#### [Data in this exercise]

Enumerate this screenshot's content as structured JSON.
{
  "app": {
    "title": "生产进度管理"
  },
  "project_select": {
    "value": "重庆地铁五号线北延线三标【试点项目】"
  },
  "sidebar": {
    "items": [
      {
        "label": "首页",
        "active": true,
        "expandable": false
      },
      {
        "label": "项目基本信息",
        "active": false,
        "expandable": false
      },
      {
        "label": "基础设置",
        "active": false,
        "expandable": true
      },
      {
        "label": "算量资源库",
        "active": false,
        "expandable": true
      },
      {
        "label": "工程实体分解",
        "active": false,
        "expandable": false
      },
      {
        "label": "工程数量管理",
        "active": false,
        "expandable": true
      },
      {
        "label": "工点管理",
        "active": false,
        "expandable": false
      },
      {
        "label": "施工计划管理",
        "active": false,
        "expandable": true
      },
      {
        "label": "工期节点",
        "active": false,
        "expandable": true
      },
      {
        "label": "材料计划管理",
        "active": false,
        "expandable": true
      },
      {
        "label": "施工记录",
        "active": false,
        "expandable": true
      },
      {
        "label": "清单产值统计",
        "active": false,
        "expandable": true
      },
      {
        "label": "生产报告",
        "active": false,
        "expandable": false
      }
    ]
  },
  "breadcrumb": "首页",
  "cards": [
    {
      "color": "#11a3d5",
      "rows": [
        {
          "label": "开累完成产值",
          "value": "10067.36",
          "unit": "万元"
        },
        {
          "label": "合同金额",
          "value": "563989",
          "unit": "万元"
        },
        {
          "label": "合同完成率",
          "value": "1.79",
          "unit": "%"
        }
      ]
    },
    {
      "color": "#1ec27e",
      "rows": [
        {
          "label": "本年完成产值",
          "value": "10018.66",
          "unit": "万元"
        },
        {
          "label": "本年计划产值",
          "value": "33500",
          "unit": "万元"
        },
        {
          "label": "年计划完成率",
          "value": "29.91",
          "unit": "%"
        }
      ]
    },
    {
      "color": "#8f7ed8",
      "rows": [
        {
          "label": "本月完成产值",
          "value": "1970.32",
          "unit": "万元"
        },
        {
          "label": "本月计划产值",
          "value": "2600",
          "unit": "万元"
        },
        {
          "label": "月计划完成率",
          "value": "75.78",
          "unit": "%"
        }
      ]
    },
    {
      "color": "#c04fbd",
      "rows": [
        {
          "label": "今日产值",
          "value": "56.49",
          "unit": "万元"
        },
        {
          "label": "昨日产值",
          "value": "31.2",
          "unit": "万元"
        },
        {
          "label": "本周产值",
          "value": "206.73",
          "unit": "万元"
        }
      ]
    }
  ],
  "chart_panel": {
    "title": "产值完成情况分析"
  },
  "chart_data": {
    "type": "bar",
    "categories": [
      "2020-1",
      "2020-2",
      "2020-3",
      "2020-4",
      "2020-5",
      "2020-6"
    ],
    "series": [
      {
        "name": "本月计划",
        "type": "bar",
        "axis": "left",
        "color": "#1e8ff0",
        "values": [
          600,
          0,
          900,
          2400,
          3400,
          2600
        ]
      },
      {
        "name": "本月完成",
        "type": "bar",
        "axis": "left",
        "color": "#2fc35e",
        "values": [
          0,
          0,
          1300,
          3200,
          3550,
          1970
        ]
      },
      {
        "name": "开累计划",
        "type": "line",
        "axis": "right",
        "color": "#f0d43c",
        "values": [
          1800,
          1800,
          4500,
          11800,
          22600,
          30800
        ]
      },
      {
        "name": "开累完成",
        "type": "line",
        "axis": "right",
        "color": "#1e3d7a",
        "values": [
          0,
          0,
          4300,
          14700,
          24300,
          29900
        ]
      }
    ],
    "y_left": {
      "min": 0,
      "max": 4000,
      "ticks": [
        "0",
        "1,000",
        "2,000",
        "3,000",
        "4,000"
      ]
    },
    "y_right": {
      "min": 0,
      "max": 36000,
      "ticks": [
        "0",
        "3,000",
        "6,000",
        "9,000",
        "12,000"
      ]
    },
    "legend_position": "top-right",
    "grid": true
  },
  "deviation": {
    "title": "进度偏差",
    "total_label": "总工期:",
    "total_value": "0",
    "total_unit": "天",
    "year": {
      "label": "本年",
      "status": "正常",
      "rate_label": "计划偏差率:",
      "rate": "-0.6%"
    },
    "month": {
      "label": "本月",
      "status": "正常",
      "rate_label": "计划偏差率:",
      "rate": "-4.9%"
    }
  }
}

#### [Exercise details]
In the listing, how many lines hold "title"? Answer with a bare number.

#### [Full response]
3